Using the listing below, extract each line that has the word "copy" in it.

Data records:
☆ ☆ ☆ ☆ ☆

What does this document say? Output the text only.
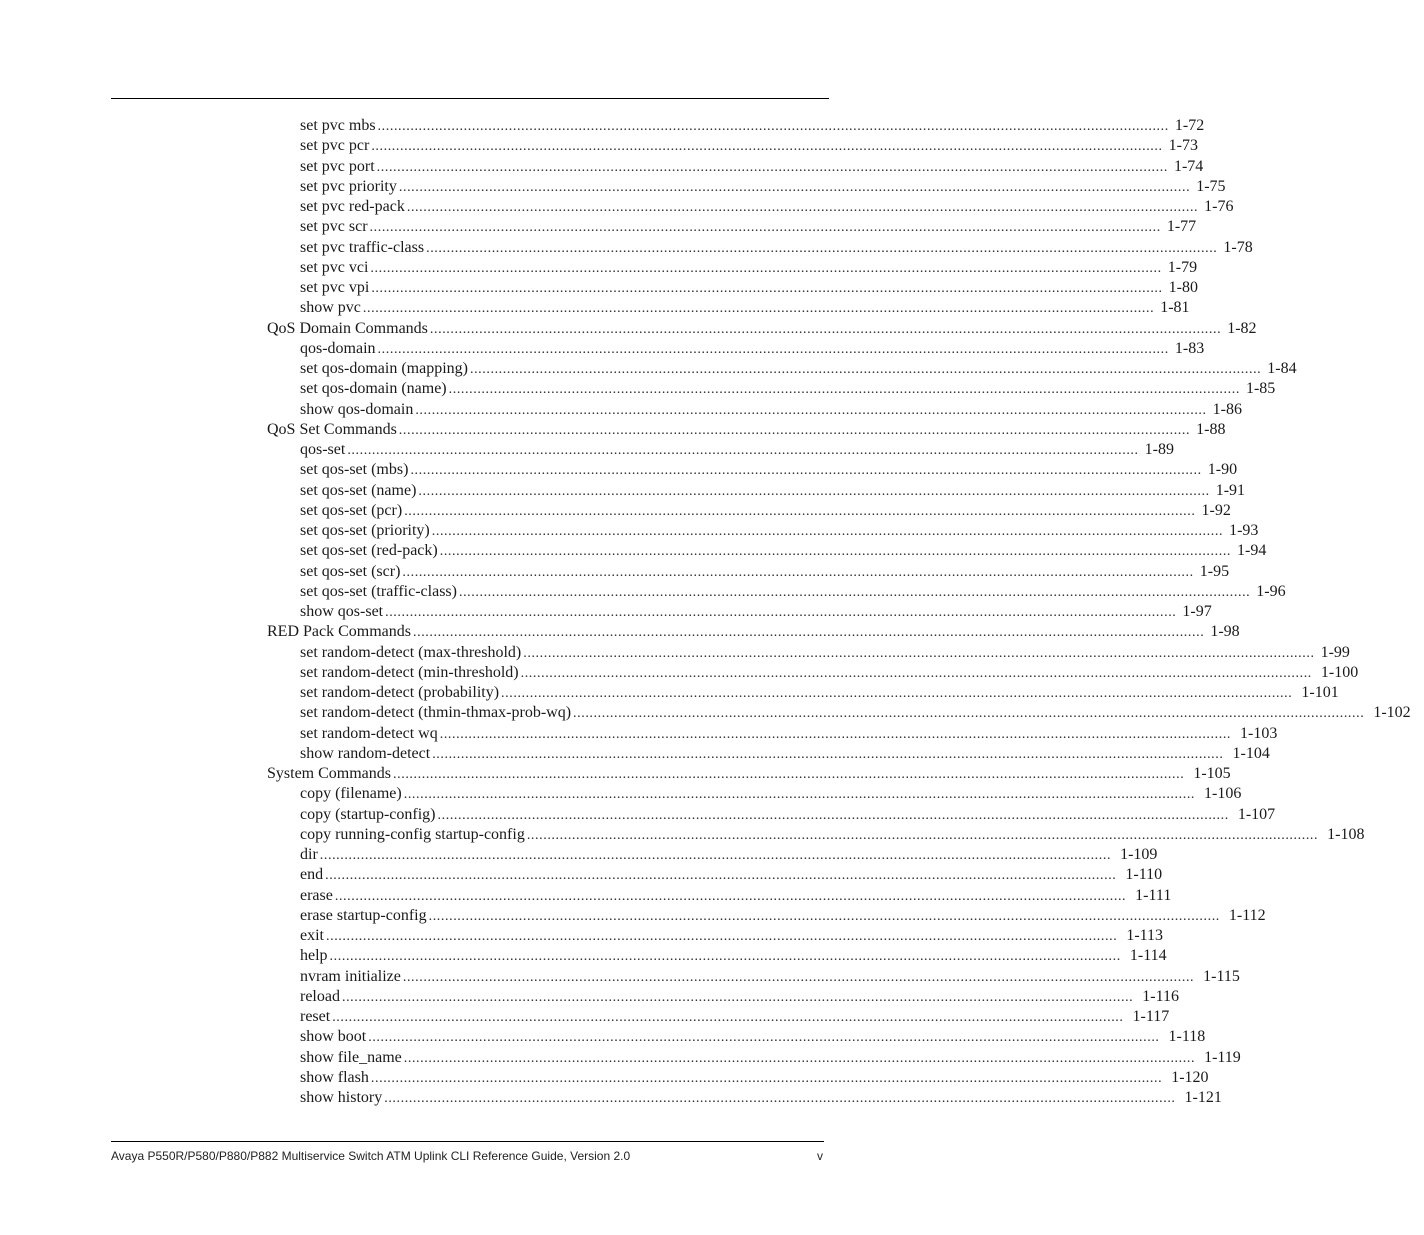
set pvc mbs .....	1-72
set pvc pcr .....	1-73
set pvc port .....	1-74
set pvc priority .....	1-75
set pvc red-pack .....	1-76
set pvc scr .....	1-77
set pvc traffic-class .....	1-78
set pvc vci .....	1-79
set pvc vpi .....	1-80
show pvc .....	1-81
QoS Domain Commands .....	1-82
qos-domain .....	1-83
set qos-domain (mapping) .....	1-84
set qos-domain (name) .....	1-85
show qos-domain .....	1-86
QoS Set Commands .....	1-88
qos-set .....	1-89
set qos-set (mbs) .....	1-90
set qos-set (name) .....	1-91
set qos-set (pcr) .....	1-92
set qos-set (priority) .....	1-93
set qos-set (red-pack) .....	1-94
set qos-set (scr) .....	1-95
set qos-set (traffic-class) .....	1-96
show qos-set .....	1-97
RED Pack Commands .....	1-98
set random-detect (max-threshold) .....	1-99
set random-detect (min-threshold) .....	1-100
set random-detect (probability) .....	1-101
set random-detect (thmin-thmax-prob-wq) .....	1-102
set random-detect wq .....	1-103
show random-detect .....	1-104
System Commands .....	1-105
copy (filename) .....	1-106
copy (startup-config) .....	1-107
copy running-config startup-config .....	1-108
dir .....	1-109
end .....	1-110
erase .....	1-111
erase startup-config .....	1-112
exit .....	1-113
help .....	1-114
nvram initialize .....	1-115
reload .....	1-116
reset .....	1-117
show boot .....	1-118
show file_name .....	1-119
show flash .....	1-120
show history .....	1-121
Avaya P550R/P580/P880/P882 Multiservice Switch ATM Uplink CLI Reference Guide, Version 2.0	v
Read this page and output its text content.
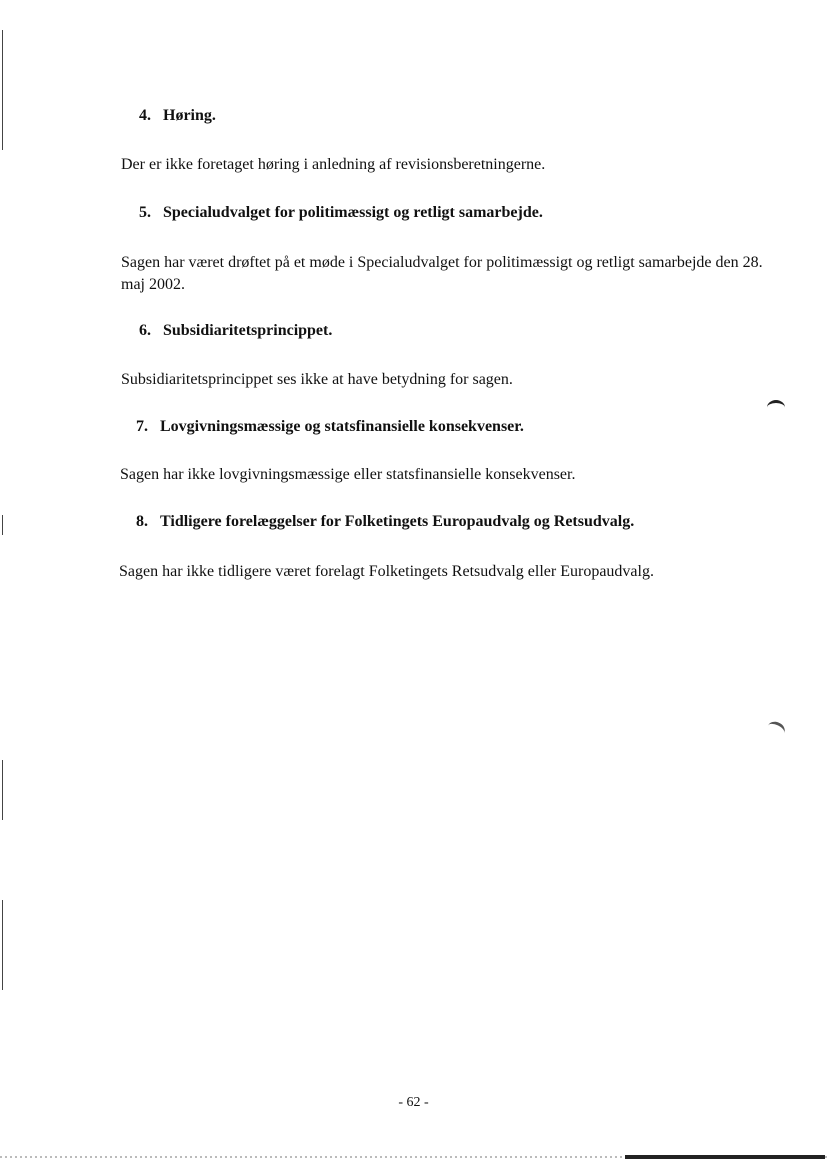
4. Høring.
Der er ikke foretaget høring i anledning af revisionsberetningerne.
5. Specialudvalget for politimæssigt og retligt samarbejde.
Sagen har været drøftet på et møde i Specialudvalget for politimæssigt og retligt samarbejde den 28. maj 2002.
6. Subsidiaritetsprincippet.
Subsidiaritetsprincippet ses ikke at have betydning for sagen.
7. Lovgivningsmæssige og statsfinansielle konsekvenser.
Sagen har ikke lovgivningsmæssige eller statsfinansielle konsekvenser.
8. Tidligere forelæggelser for Folketingets Europaudvalg og Retsudvalg.
Sagen har ikke tidligere været forelagt Folketingets Retsudvalg eller Europaudvalg.
- 62 -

☆ ☆ ☆ ☆ ☆

→ **ANSWER TO THE TASK**:
copy (filename) .....	1-106
copy (startup-config) .....	1-107
copy running-config startup-config .....	1-108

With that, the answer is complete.